** Begin SUPPLIED INFORMATION **

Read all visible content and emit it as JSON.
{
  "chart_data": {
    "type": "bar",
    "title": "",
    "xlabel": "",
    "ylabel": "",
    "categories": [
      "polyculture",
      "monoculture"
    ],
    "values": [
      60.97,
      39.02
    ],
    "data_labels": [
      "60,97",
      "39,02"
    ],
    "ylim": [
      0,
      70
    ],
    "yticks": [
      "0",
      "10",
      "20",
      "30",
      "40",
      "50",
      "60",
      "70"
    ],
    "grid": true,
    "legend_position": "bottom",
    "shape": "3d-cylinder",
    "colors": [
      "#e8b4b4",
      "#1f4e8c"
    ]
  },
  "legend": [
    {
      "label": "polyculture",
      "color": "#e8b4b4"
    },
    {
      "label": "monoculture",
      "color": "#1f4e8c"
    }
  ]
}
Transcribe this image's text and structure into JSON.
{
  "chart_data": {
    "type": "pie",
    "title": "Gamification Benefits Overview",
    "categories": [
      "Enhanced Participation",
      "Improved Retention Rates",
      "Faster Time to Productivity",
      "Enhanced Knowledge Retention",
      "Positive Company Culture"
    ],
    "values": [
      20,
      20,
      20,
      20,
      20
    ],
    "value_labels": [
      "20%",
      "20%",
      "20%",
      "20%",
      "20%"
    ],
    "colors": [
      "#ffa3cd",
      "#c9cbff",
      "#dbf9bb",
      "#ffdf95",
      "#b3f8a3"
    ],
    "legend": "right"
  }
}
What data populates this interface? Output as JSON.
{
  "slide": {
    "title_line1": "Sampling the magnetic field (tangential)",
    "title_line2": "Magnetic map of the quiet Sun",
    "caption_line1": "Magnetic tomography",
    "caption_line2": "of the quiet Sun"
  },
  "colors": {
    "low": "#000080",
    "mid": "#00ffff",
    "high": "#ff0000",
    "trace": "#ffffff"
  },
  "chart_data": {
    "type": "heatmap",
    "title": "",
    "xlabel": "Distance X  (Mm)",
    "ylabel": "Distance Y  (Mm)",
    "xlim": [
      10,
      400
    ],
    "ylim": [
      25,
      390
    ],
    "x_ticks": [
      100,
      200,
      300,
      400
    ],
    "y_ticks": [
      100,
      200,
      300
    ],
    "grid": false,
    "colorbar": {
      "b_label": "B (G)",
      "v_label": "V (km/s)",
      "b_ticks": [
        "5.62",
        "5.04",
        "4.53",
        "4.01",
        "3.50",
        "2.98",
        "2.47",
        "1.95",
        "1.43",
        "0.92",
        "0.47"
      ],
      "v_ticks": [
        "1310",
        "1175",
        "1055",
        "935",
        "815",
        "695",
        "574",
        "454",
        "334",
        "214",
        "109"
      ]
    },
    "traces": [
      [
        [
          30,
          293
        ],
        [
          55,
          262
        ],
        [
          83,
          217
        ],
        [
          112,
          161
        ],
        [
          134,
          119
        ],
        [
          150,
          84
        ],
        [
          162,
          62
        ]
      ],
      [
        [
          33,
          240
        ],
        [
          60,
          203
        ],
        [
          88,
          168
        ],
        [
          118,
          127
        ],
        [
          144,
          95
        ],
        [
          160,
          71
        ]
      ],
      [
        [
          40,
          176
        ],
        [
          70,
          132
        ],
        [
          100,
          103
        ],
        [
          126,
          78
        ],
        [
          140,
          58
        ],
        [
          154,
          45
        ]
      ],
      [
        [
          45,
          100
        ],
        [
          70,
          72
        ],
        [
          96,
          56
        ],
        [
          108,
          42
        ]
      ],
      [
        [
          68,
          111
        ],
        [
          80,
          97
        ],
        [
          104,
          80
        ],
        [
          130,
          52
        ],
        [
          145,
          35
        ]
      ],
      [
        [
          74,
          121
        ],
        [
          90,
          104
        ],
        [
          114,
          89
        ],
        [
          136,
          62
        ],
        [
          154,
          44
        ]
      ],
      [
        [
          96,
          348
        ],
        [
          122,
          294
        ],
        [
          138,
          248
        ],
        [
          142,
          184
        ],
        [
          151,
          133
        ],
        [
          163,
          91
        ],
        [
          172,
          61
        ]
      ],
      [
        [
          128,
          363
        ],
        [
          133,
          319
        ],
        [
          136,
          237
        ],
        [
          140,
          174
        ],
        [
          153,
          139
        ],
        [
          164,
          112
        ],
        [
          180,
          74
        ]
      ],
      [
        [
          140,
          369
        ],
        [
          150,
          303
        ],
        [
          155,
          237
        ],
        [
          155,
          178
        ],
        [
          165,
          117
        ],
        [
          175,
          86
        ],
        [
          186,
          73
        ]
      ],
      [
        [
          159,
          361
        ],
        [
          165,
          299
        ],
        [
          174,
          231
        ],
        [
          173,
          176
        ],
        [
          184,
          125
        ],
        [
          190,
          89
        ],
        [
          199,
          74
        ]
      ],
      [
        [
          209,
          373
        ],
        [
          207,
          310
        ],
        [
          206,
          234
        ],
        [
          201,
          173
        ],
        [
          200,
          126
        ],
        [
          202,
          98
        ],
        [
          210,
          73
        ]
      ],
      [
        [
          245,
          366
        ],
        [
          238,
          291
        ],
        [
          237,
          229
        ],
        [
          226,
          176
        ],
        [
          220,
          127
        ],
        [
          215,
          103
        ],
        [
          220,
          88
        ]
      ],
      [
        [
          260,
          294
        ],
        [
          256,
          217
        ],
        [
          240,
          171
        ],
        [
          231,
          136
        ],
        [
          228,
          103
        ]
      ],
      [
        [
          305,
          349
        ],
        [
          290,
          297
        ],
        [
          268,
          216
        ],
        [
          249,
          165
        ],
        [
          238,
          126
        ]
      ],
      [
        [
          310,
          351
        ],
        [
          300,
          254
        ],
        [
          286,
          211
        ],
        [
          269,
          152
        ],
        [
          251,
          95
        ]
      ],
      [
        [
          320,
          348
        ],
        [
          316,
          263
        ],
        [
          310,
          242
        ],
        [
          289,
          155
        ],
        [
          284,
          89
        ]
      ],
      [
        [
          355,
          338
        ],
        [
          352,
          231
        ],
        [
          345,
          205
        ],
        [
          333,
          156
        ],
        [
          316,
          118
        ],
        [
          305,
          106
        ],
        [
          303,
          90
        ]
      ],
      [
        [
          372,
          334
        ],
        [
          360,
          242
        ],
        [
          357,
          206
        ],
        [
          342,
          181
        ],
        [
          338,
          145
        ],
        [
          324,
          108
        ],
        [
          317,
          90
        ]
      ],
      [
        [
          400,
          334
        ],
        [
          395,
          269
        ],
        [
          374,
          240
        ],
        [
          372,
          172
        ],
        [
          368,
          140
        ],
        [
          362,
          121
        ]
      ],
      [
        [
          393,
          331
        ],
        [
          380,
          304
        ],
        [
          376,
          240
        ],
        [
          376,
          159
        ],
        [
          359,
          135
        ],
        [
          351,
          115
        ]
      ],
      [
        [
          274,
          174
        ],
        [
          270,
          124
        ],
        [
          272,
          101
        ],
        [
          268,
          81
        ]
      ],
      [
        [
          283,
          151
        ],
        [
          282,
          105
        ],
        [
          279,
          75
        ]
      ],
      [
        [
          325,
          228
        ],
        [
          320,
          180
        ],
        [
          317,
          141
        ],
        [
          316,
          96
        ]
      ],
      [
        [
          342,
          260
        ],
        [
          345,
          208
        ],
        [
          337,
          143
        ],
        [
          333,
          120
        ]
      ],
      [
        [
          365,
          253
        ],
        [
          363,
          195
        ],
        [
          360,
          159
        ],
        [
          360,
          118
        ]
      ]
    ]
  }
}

** End SUPPLIED INFORMATION **

Each entry above needs to be retyped exactly.

▸ **SOLVED EXERCISE**
Read all visible content and emit it as JSON.
{
  "chart_data": {
    "type": "bar",
    "title": "",
    "xlabel": "",
    "ylabel": "",
    "categories": [
      "polyculture",
      "monoculture"
    ],
    "values": [
      60.97,
      39.02
    ],
    "data_labels": [
      "60,97",
      "39,02"
    ],
    "ylim": [
      0,
      70
    ],
    "yticks": [
      "0",
      "10",
      "20",
      "30",
      "40",
      "50",
      "60",
      "70"
    ],
    "grid": true,
    "legend_position": "bottom",
    "shape": "3d-cylinder",
    "colors": [
      "#e8b4b4",
      "#1f4e8c"
    ]
  },
  "legend": [
    {
      "label": "polyculture",
      "color": "#e8b4b4"
    },
    {
      "label": "monoculture",
      "color": "#1f4e8c"
    }
  ]
}
Transcribe this image's text and structure into JSON.
{
  "chart_data": {
    "type": "pie",
    "title": "Gamification Benefits Overview",
    "categories": [
      "Enhanced Participation",
      "Improved Retention Rates",
      "Faster Time to Productivity",
      "Enhanced Knowledge Retention",
      "Positive Company Culture"
    ],
    "values": [
      20,
      20,
      20,
      20,
      20
    ],
    "value_labels": [
      "20%",
      "20%",
      "20%",
      "20%",
      "20%"
    ],
    "colors": [
      "#ffa3cd",
      "#c9cbff",
      "#dbf9bb",
      "#ffdf95",
      "#b3f8a3"
    ],
    "legend": "right"
  }
}
What data populates this interface? Output as JSON.
{
  "slide": {
    "title_line1": "Sampling the magnetic field (tangential)",
    "title_line2": "Magnetic map of the quiet Sun",
    "caption_line1": "Magnetic tomography",
    "caption_line2": "of the quiet Sun"
  },
  "colors": {
    "low": "#000080",
    "mid": "#00ffff",
    "high": "#ff0000",
    "trace": "#ffffff"
  },
  "chart_data": {
    "type": "heatmap",
    "title": "",
    "xlabel": "Distance X  (Mm)",
    "ylabel": "Distance Y  (Mm)",
    "xlim": [
      10,
      400
    ],
    "ylim": [
      25,
      390
    ],
    "x_ticks": [
      100,
      200,
      300,
      400
    ],
    "y_ticks": [
      100,
      200,
      300
    ],
    "grid": false,
    "colorbar": {
      "b_label": "B (G)",
      "v_label": "V (km/s)",
      "b_ticks": [
        "5.62",
        "5.04",
        "4.53",
        "4.01",
        "3.50",
        "2.98",
        "2.47",
        "1.95",
        "1.43",
        "0.92",
        "0.47"
      ],
      "v_ticks": [
        "1310",
        "1175",
        "1055",
        "935",
        "815",
        "695",
        "574",
        "454",
        "334",
        "214",
        "109"
      ]
    },
    "traces": [
      [
        [
          30,
          293
        ],
        [
          55,
          262
        ],
        [
          83,
          217
        ],
        [
          112,
          161
        ],
        [
          134,
          119
        ],
        [
          150,
          84
        ],
        [
          162,
          62
        ]
      ],
      [
        [
          33,
          240
        ],
        [
          60,
          203
        ],
        [
          88,
          168
        ],
        [
          118,
          127
        ],
        [
          144,
          95
        ],
        [
          160,
          71
        ]
      ],
      [
        [
          40,
          176
        ],
        [
          70,
          132
        ],
        [
          100,
          103
        ],
        [
          126,
          78
        ],
        [
          140,
          58
        ],
        [
          154,
          45
        ]
      ],
      [
        [
          45,
          100
        ],
        [
          70,
          72
        ],
        [
          96,
          56
        ],
        [
          108,
          42
        ]
      ],
      [
        [
          68,
          111
        ],
        [
          80,
          97
        ],
        [
          104,
          80
        ],
        [
          130,
          52
        ],
        [
          145,
          35
        ]
      ],
      [
        [
          74,
          121
        ],
        [
          90,
          104
        ],
        [
          114,
          89
        ],
        [
          136,
          62
        ],
        [
          154,
          44
        ]
      ],
      [
        [
          96,
          348
        ],
        [
          122,
          294
        ],
        [
          138,
          248
        ],
        [
          142,
          184
        ],
        [
          151,
          133
        ],
        [
          163,
          91
        ],
        [
          172,
          61
        ]
      ],
      [
        [
          128,
          363
        ],
        [
          133,
          319
        ],
        [
          136,
          237
        ],
        [
          140,
          174
        ],
        [
          153,
          139
        ],
        [
          164,
          112
        ],
        [
          180,
          74
        ]
      ],
      [
        [
          140,
          369
        ],
        [
          150,
          303
        ],
        [
          155,
          237
        ],
        [
          155,
          178
        ],
        [
          165,
          117
        ],
        [
          175,
          86
        ],
        [
          186,
          73
        ]
      ],
      [
        [
          159,
          361
        ],
        [
          165,
          299
        ],
        [
          174,
          231
        ],
        [
          173,
          176
        ],
        [
          184,
          125
        ],
        [
          190,
          89
        ],
        [
          199,
          74
        ]
      ],
      [
        [
          209,
          373
        ],
        [
          207,
          310
        ],
        [
          206,
          234
        ],
        [
          201,
          173
        ],
        [
          200,
          126
        ],
        [
          202,
          98
        ],
        [
          210,
          73
        ]
      ],
      [
        [
          245,
          366
        ],
        [
          238,
          291
        ],
        [
          237,
          229
        ],
        [
          226,
          176
        ],
        [
          220,
          127
        ],
        [
          215,
          103
        ],
        [
          220,
          88
        ]
      ],
      [
        [
          260,
          294
        ],
        [
          256,
          217
        ],
        [
          240,
          171
        ],
        [
          231,
          136
        ],
        [
          228,
          103
        ]
      ],
      [
        [
          305,
          349
        ],
        [
          290,
          297
        ],
        [
          268,
          216
        ],
        [
          249,
          165
        ],
        [
          238,
          126
        ]
      ],
      [
        [
          310,
          351
        ],
        [
          300,
          254
        ],
        [
          286,
          211
        ],
        [
          269,
          152
        ],
        [
          251,
          95
        ]
      ],
      [
        [
          320,
          348
        ],
        [
          316,
          263
        ],
        [
          310,
          242
        ],
        [
          289,
          155
        ],
        [
          284,
          89
        ]
      ],
      [
        [
          355,
          338
        ],
        [
          352,
          231
        ],
        [
          345,
          205
        ],
        [
          333,
          156
        ],
        [
          316,
          118
        ],
        [
          305,
          106
        ],
        [
          303,
          90
        ]
      ],
      [
        [
          372,
          334
        ],
        [
          360,
          242
        ],
        [
          357,
          206
        ],
        [
          342,
          181
        ],
        [
          338,
          145
        ],
        [
          324,
          108
        ],
        [
          317,
          90
        ]
      ],
      [
        [
          400,
          334
        ],
        [
          395,
          269
        ],
        [
          374,
          240
        ],
        [
          372,
          172
        ],
        [
          368,
          140
        ],
        [
          362,
          121
        ]
      ],
      [
        [
          393,
          331
        ],
        [
          380,
          304
        ],
        [
          376,
          240
        ],
        [
          376,
          159
        ],
        [
          359,
          135
        ],
        [
          351,
          115
        ]
      ],
      [
        [
          274,
          174
        ],
        [
          270,
          124
        ],
        [
          272,
          101
        ],
        [
          268,
          81
        ]
      ],
      [
        [
          283,
          151
        ],
        [
          282,
          105
        ],
        [
          279,
          75
        ]
      ],
      [
        [
          325,
          228
        ],
        [
          320,
          180
        ],
        [
          317,
          141
        ],
        [
          316,
          96
        ]
      ],
      [
        [
          342,
          260
        ],
        [
          345,
          208
        ],
        [
          337,
          143
        ],
        [
          333,
          120
        ]
      ],
      [
        [
          365,
          253
        ],
        [
          363,
          195
        ],
        [
          360,
          159
        ],
        [
          360,
          118
        ]
      ]
    ]
  }
}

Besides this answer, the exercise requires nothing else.